*WRITTEN TASK*
Pull out every line below that contains the string "grid".
══ GIVEN RECORDS ══
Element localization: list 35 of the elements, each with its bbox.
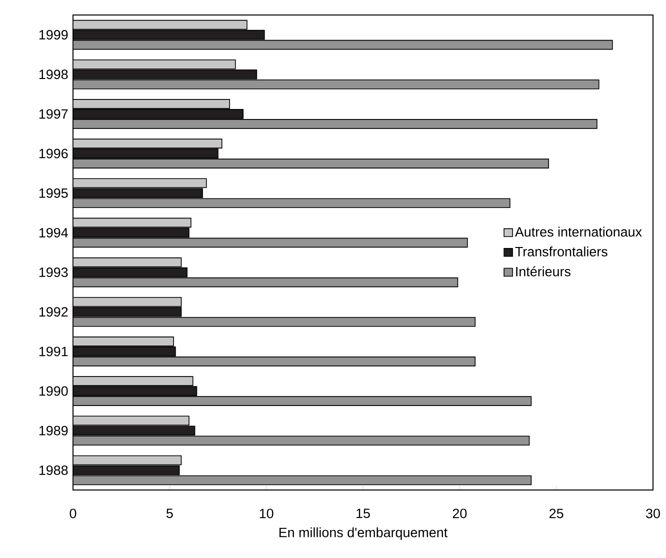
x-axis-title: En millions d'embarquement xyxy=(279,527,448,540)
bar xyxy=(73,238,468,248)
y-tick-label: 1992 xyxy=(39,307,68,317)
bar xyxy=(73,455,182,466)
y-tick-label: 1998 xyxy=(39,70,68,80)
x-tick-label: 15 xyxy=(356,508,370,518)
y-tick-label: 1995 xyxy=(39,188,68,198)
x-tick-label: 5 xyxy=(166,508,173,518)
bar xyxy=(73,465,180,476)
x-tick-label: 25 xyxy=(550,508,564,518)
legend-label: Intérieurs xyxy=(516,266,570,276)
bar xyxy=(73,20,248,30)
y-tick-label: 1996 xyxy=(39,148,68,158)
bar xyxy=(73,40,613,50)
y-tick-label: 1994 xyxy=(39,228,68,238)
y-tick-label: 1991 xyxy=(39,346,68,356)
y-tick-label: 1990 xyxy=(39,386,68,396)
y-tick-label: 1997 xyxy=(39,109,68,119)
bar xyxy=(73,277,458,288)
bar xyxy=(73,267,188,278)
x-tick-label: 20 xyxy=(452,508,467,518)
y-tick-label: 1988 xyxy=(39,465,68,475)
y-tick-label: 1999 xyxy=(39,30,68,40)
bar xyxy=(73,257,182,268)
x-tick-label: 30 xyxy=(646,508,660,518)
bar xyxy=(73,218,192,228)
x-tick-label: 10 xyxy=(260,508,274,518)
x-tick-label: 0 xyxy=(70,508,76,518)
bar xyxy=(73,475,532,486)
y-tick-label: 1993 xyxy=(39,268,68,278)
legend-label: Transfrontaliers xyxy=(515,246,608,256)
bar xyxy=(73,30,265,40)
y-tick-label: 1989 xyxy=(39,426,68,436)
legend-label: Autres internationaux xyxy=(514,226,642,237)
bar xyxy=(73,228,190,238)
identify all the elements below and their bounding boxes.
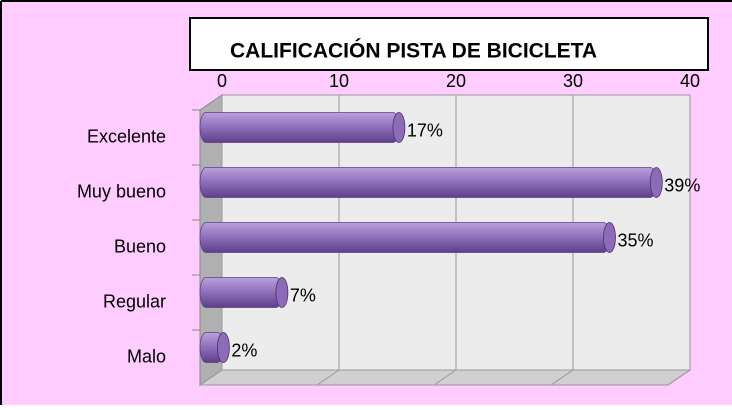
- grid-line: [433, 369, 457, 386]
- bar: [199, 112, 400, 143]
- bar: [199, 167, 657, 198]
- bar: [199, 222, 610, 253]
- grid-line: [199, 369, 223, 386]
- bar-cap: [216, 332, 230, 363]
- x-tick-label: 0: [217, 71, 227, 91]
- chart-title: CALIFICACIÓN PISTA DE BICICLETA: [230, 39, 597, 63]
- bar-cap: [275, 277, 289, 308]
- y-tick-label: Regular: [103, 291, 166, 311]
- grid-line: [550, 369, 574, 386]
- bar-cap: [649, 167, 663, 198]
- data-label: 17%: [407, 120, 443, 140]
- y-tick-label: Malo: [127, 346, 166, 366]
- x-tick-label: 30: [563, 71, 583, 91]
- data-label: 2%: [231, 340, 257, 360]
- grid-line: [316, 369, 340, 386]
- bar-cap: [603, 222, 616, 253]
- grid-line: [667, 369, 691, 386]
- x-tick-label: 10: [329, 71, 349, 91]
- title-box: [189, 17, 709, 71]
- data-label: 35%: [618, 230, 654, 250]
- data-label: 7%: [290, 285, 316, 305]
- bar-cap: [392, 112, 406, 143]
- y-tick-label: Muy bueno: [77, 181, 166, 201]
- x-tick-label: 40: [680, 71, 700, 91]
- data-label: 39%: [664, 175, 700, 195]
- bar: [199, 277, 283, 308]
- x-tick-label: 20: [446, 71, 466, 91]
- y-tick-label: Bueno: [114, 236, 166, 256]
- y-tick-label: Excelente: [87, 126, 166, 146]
═══
*WRITTEN SOLUTION*
- grid-line: [433, 369, 457, 386]
- grid-line: [199, 369, 223, 386]
- grid-line: [550, 369, 574, 386]
- grid-line: [316, 369, 340, 386]
- grid-line: [667, 369, 691, 386]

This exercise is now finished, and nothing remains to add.